● **DATA**
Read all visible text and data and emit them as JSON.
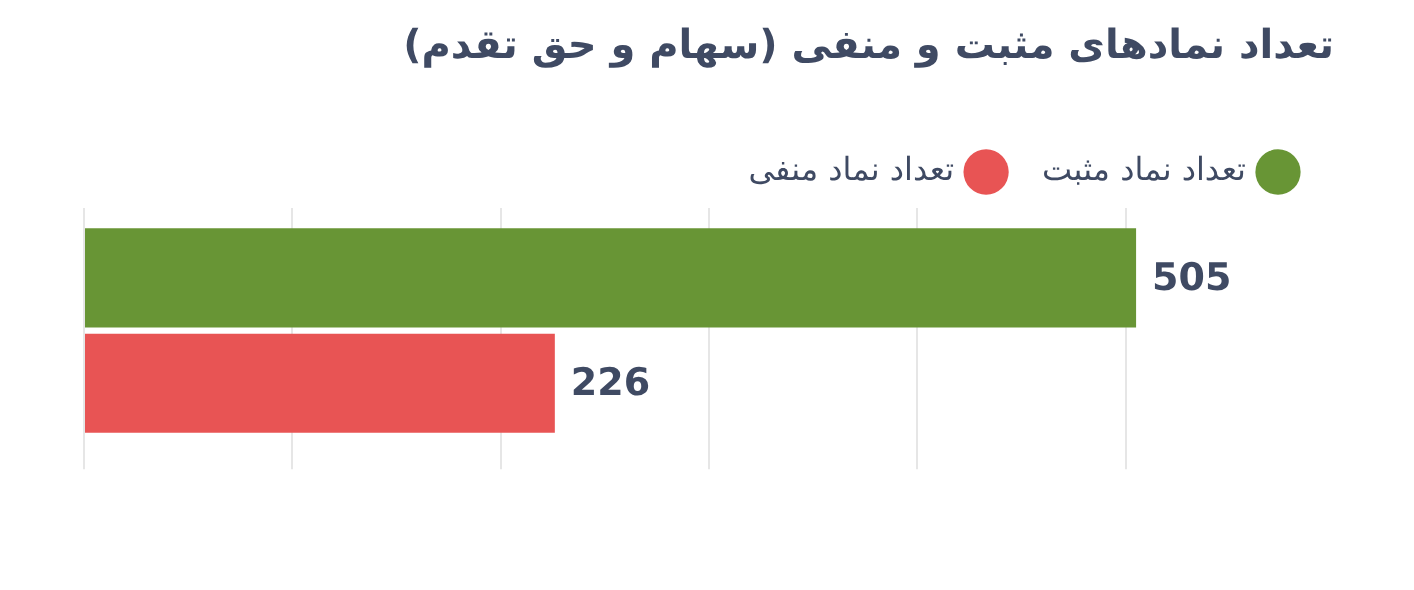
{
  "chart_data": {
    "type": "bar",
    "orientation": "horizontal",
    "title": "تعداد نمادهای مثبت و منفی (سهام و حق تقدم)",
    "categories": [
      null
    ],
    "series": [
      {
        "name": "تعداد نماد مثبت",
        "color": "#689535",
        "values": [
          505
        ]
      },
      {
        "name": "تعداد نماد منفی",
        "color": "#e85454",
        "values": [
          226
        ]
      }
    ],
    "xticks": [
      {
        "value": 0,
        "label": null
      },
      {
        "value": 100,
        "label": null
      },
      {
        "value": 200,
        "label": null
      },
      {
        "value": 300,
        "label": null
      },
      {
        "value": 400,
        "label": null
      },
      {
        "value": 500,
        "label": null
      }
    ],
    "grid": "x",
    "legend": "top right",
    "data_labels": true
  }
}
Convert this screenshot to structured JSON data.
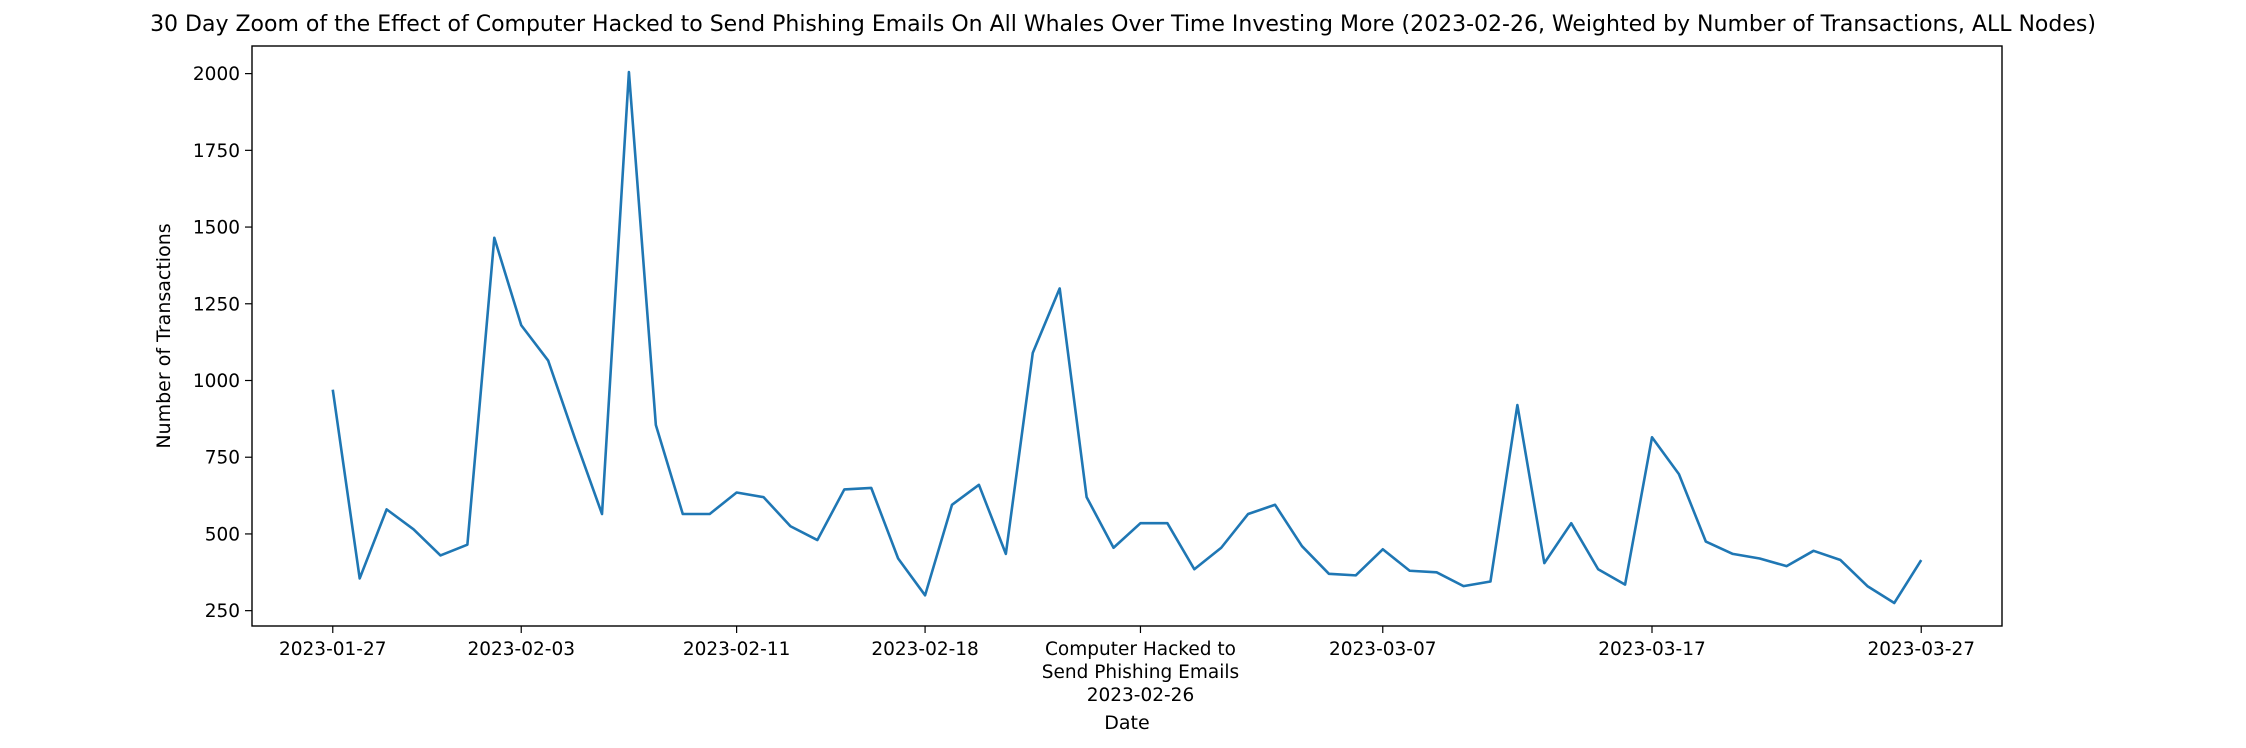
{
  "chart_data": {
    "type": "line",
    "title": "30 Day Zoom of the Effect of Computer Hacked to Send Phishing Emails On All Whales Over Time Investing More (2023-02-26, Weighted by Number of Transactions, ALL Nodes)",
    "xlabel": "Date",
    "ylabel": "Number of Transactions",
    "ylim": [
      200,
      2090
    ],
    "xlim": [
      "2023-01-24",
      "2023-03-30"
    ],
    "yticks": [
      250,
      500,
      750,
      1000,
      1250,
      1500,
      1750,
      2000
    ],
    "xticks": [
      {
        "date": "2023-01-27",
        "label": "2023-01-27"
      },
      {
        "date": "2023-02-03",
        "label": "2023-02-03"
      },
      {
        "date": "2023-02-11",
        "label": "2023-02-11"
      },
      {
        "date": "2023-02-18",
        "label": "2023-02-18"
      },
      {
        "date": "2023-02-26",
        "label": "Computer Hacked to\nSend Phishing Emails\n2023-02-26"
      },
      {
        "date": "2023-03-07",
        "label": "2023-03-07"
      },
      {
        "date": "2023-03-17",
        "label": "2023-03-17"
      },
      {
        "date": "2023-03-27",
        "label": "2023-03-27"
      }
    ],
    "grid": false,
    "color": "#1f77b4",
    "series": [
      {
        "start": "2023-01-27",
        "values": [
          970,
          355,
          580,
          515,
          430,
          465,
          1465,
          1180,
          1065,
          810,
          565,
          2005,
          855,
          565,
          565,
          635,
          620,
          525,
          480,
          645,
          650,
          420,
          300,
          595,
          660,
          435,
          1090,
          1300,
          620,
          455,
          535,
          535,
          385,
          455,
          565,
          595,
          460,
          370,
          365,
          450,
          380,
          375,
          330,
          345,
          920,
          405,
          535,
          385,
          335,
          815,
          695,
          475,
          435,
          420,
          395,
          445,
          415,
          330,
          275,
          415
        ]
      }
    ]
  }
}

● **WRITTEN REQUEST**
Where a line of the material above holds the string "Emails", copy that line.

● **FINISHED TASK**
    "title": "30 Day Zoom of the Effect of Computer Hacked to Send Phishing Emails On All Whales Over Time Investing More (2023-02-26, Weighted by Number of Transactions, ALL Nodes)",
        "label": "Computer Hacked to\nSend Phishing Emails\n2023-02-26"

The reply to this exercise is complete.